INPUT DATA:
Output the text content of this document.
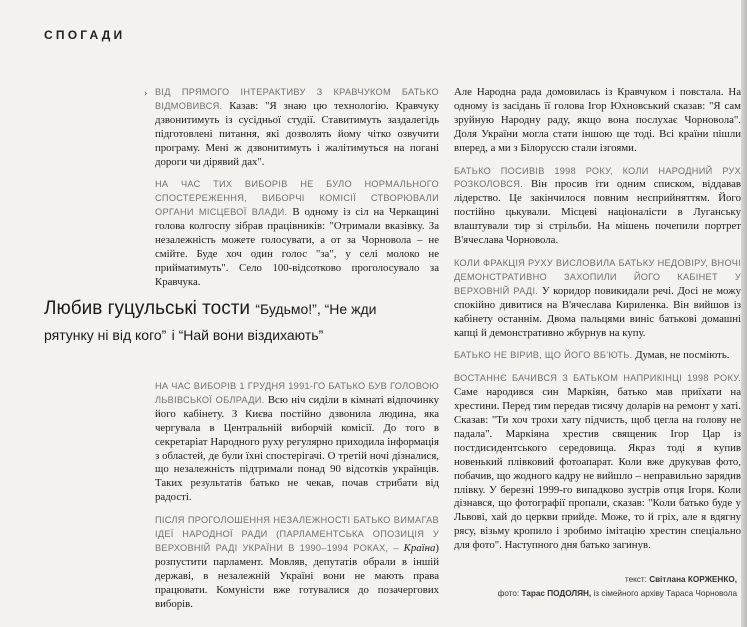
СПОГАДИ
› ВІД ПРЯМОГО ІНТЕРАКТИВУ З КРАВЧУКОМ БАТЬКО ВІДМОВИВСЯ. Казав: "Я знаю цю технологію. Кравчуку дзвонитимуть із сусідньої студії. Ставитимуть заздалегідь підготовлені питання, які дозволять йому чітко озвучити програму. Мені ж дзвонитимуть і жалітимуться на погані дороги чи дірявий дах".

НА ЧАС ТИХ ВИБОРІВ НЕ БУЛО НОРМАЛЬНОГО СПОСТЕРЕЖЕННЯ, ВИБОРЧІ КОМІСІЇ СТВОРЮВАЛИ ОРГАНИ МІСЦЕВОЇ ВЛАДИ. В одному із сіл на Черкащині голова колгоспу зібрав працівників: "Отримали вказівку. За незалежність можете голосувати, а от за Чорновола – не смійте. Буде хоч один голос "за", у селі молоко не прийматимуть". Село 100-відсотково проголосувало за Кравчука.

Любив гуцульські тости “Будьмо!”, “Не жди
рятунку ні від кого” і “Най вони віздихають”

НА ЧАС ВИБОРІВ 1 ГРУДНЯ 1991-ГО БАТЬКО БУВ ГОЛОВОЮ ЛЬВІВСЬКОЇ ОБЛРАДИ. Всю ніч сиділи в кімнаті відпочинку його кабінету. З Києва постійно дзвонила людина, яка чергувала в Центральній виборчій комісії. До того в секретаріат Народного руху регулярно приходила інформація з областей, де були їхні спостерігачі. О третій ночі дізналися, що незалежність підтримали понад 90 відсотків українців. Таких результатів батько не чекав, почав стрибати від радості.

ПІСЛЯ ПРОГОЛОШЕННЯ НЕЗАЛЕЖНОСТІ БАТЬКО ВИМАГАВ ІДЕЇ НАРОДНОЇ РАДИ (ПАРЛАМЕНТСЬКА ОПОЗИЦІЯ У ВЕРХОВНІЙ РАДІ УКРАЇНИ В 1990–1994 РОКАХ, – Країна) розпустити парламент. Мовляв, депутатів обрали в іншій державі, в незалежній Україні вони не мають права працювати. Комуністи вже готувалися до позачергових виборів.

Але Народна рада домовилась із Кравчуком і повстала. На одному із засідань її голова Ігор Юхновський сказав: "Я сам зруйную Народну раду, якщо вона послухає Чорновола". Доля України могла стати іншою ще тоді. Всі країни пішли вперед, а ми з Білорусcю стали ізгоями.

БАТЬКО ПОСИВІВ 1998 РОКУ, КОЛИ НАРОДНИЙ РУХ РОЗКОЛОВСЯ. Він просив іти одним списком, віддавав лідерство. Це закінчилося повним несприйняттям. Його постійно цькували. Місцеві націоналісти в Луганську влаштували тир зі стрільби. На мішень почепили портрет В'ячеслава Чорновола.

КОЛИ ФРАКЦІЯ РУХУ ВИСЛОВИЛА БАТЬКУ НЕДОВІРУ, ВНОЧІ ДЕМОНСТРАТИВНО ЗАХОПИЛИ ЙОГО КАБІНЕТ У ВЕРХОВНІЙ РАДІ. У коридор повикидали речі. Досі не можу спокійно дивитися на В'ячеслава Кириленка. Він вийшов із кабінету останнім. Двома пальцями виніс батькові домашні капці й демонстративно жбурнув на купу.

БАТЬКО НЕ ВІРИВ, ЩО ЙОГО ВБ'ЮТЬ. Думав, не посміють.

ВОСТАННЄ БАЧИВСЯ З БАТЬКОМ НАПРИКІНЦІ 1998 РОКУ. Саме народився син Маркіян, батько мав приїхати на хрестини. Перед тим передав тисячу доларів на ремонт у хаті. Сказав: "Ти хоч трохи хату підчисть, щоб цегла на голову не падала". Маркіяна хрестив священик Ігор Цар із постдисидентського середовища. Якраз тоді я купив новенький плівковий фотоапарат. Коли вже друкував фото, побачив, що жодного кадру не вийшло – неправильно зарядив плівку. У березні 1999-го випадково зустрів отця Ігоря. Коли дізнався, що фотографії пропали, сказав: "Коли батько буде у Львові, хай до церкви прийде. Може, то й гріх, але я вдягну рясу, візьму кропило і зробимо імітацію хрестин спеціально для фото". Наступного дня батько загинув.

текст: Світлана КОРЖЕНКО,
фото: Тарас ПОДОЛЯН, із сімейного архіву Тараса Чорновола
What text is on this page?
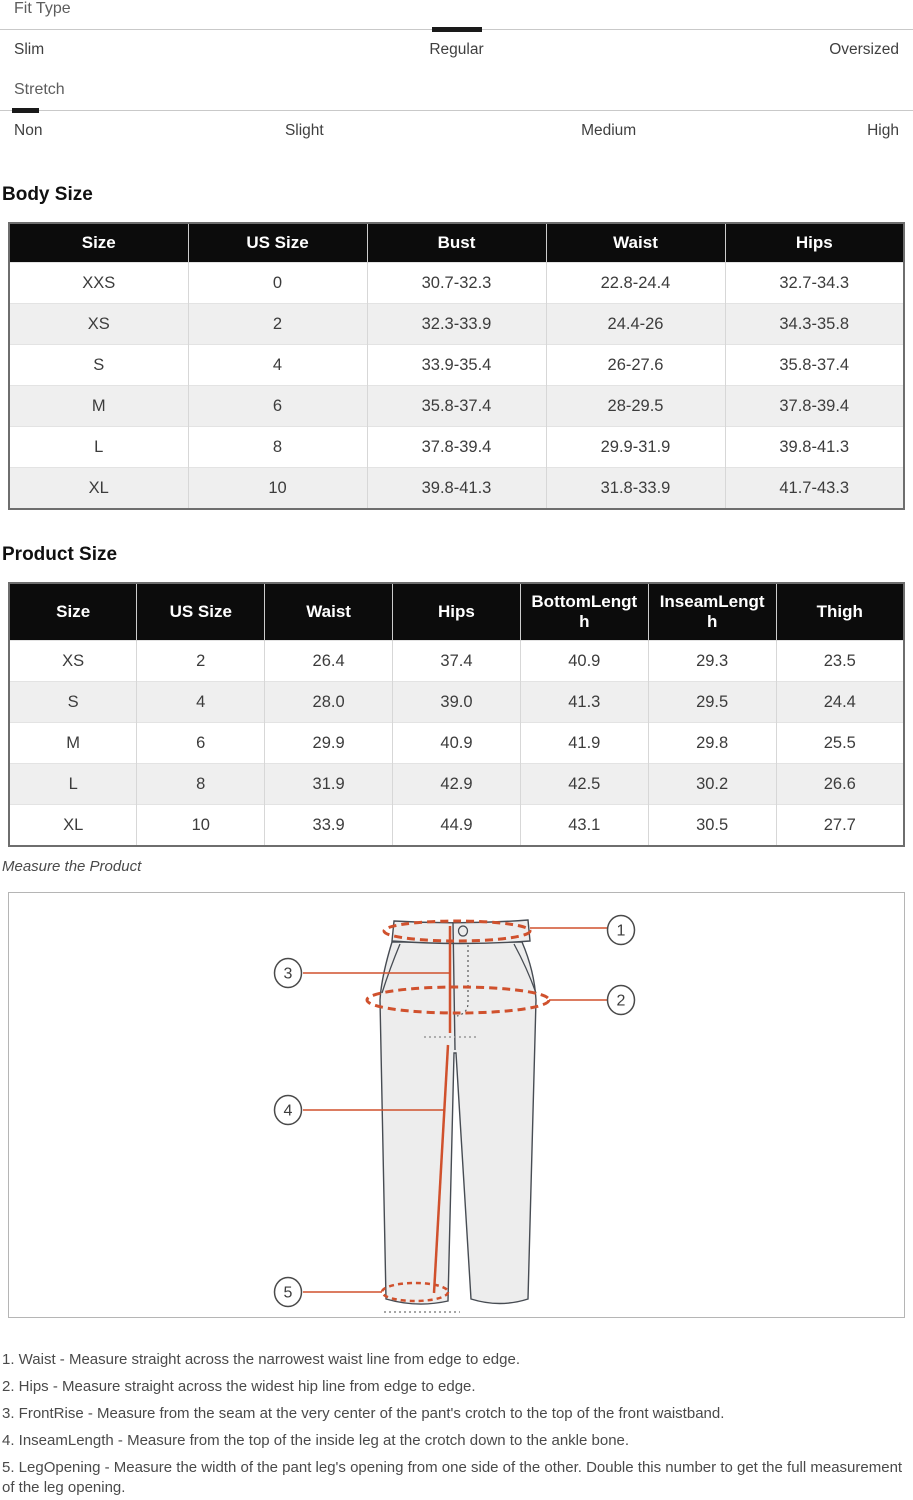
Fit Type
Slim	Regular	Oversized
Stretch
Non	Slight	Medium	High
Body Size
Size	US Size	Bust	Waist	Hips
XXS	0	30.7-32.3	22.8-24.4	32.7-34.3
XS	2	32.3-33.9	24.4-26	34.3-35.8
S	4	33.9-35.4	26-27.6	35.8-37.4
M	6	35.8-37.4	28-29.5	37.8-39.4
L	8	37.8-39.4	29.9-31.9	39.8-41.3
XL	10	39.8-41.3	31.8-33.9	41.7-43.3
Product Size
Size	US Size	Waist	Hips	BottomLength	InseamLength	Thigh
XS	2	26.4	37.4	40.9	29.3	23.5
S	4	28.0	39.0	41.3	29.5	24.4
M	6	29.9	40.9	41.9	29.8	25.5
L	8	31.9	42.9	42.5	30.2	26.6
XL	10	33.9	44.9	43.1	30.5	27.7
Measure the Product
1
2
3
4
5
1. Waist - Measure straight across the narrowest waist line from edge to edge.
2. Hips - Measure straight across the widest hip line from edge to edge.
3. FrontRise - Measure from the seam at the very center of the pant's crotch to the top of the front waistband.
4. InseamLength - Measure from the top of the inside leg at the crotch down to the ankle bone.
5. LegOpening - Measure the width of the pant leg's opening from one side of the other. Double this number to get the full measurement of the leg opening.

WHAT IS EXPECTED: Strip the images and reproduce the remaining records precisely.

COMPLETED TASK:
Output the text content of this document.
СПОГАДИ
› ВІД ПРЯМОГО ІНТЕРАКТИВУ З КРАВЧУКОМ БАТЬКО ВІДМОВИВСЯ. Казав: "Я знаю цю технологію. Кравчуку дзвонитимуть із сусідньої студії. Ставитимуть заздалегідь підготовлені питання, які дозволять йому чітко озвучити програму. Мені ж дзвонитимуть і жалітимуться на погані дороги чи дірявий дах".

НА ЧАС ТИХ ВИБОРІВ НЕ БУЛО НОРМАЛЬНОГО СПОСТЕРЕЖЕННЯ, ВИБОРЧІ КОМІСІЇ СТВОРЮВАЛИ ОРГАНИ МІСЦЕВОЇ ВЛАДИ. В одному із сіл на Черкащині голова колгоспу зібрав працівників: "Отримали вказівку. За незалежність можете голосувати, а от за Чорновола – не смійте. Буде хоч один голос "за", у селі молоко не прийматимуть". Село 100-відсотково проголосувало за Кравчука.

Любив гуцульські тости “Будьмо!”, “Не жди
рятунку ні від кого” і “Най вони віздихають”

НА ЧАС ВИБОРІВ 1 ГРУДНЯ 1991-ГО БАТЬКО БУВ ГОЛОВОЮ ЛЬВІВСЬКОЇ ОБЛРАДИ. Всю ніч сиділи в кімнаті відпочинку його кабінету. З Києва постійно дзвонила людина, яка чергувала в Центральній виборчій комісії. До того в секретаріат Народного руху регулярно приходила інформація з областей, де були їхні спостерігачі. О третій ночі дізналися, що незалежність підтримали понад 90 відсотків українців. Таких результатів батько не чекав, почав стрибати від радості.

ПІСЛЯ ПРОГОЛОШЕННЯ НЕЗАЛЕЖНОСТІ БАТЬКО ВИМАГАВ ІДЕЇ НАРОДНОЇ РАДИ (ПАРЛАМЕНТСЬКА ОПОЗИЦІЯ У ВЕРХОВНІЙ РАДІ УКРАЇНИ В 1990–1994 РОКАХ, – Країна) розпустити парламент. Мовляв, депутатів обрали в іншій державі, в незалежній Україні вони не мають права працювати. Комуністи вже готувалися до позачергових виборів.

Але Народна рада домовилась із Кравчуком і повстала. На одному із засідань її голова Ігор Юхновський сказав: "Я сам зруйную Народну раду, якщо вона послухає Чорновола". Доля України могла стати іншою ще тоді. Всі країни пішли вперед, а ми з Білорусcю стали ізгоями.

БАТЬКО ПОСИВІВ 1998 РОКУ, КОЛИ НАРОДНИЙ РУХ РОЗКОЛОВСЯ. Він просив іти одним списком, віддавав лідерство. Це закінчилося повним несприйняттям. Його постійно цькували. Місцеві націоналісти в Луганську влаштували тир зі стрільби. На мішень почепили портрет В'ячеслава Чорновола.

КОЛИ ФРАКЦІЯ РУХУ ВИСЛОВИЛА БАТЬКУ НЕДОВІРУ, ВНОЧІ ДЕМОНСТРАТИВНО ЗАХОПИЛИ ЙОГО КАБІНЕТ У ВЕРХОВНІЙ РАДІ. У коридор повикидали речі. Досі не можу спокійно дивитися на В'ячеслава Кириленка. Він вийшов із кабінету останнім. Двома пальцями виніс батькові домашні капці й демонстративно жбурнув на купу.

БАТЬКО НЕ ВІРИВ, ЩО ЙОГО ВБ'ЮТЬ. Думав, не посміють.

ВОСТАННЄ БАЧИВСЯ З БАТЬКОМ НАПРИКІНЦІ 1998 РОКУ. Саме народився син Маркіян, батько мав приїхати на хрестини. Перед тим передав тисячу доларів на ремонт у хаті. Сказав: "Ти хоч трохи хату підчисть, щоб цегла на голову не падала". Маркіяна хрестив священик Ігор Цар із постдисидентського середовища. Якраз тоді я купив новенький плівковий фотоапарат. Коли вже друкував фото, побачив, що жодного кадру не вийшло – неправильно зарядив плівку. У березні 1999-го випадково зустрів отця Ігоря. Коли дізнався, що фотографії пропали, сказав: "Коли батько буде у Львові, хай до церкви прийде. Може, то й гріх, але я вдягну рясу, візьму кропило і зробимо імітацію хрестин спеціально для фото". Наступного дня батько загинув.

текст: Світлана КОРЖЕНКО,
фото: Тарас ПОДОЛЯН, із сімейного архіву Тараса Чорновола
What text is on this page?
Fit Type
Slim	Regular	Oversized
Stretch
Non	Slight	Medium	High
Body Size
Size	US Size	Bust	Waist	Hips
XXS	0	30.7-32.3	22.8-24.4	32.7-34.3
XS	2	32.3-33.9	24.4-26	34.3-35.8
S	4	33.9-35.4	26-27.6	35.8-37.4
M	6	35.8-37.4	28-29.5	37.8-39.4
L	8	37.8-39.4	29.9-31.9	39.8-41.3
XL	10	39.8-41.3	31.8-33.9	41.7-43.3
Product Size
Size	US Size	Waist	Hips	BottomLength	InseamLength	Thigh
XS	2	26.4	37.4	40.9	29.3	23.5
S	4	28.0	39.0	41.3	29.5	24.4
M	6	29.9	40.9	41.9	29.8	25.5
L	8	31.9	42.9	42.5	30.2	26.6
XL	10	33.9	44.9	43.1	30.5	27.7
Measure the Product
1
2
3
4
5
1. Waist - Measure straight across the narrowest waist line from edge to edge.
2. Hips - Measure straight across the widest hip line from edge to edge.
3. FrontRise - Measure from the seam at the very center of the pant's crotch to the top of the front waistband.
4. InseamLength - Measure from the top of the inside leg at the crotch down to the ankle bone.
5. LegOpening - Measure the width of the pant leg's opening from one side of the other. Double this number to get the full measurement of the leg opening.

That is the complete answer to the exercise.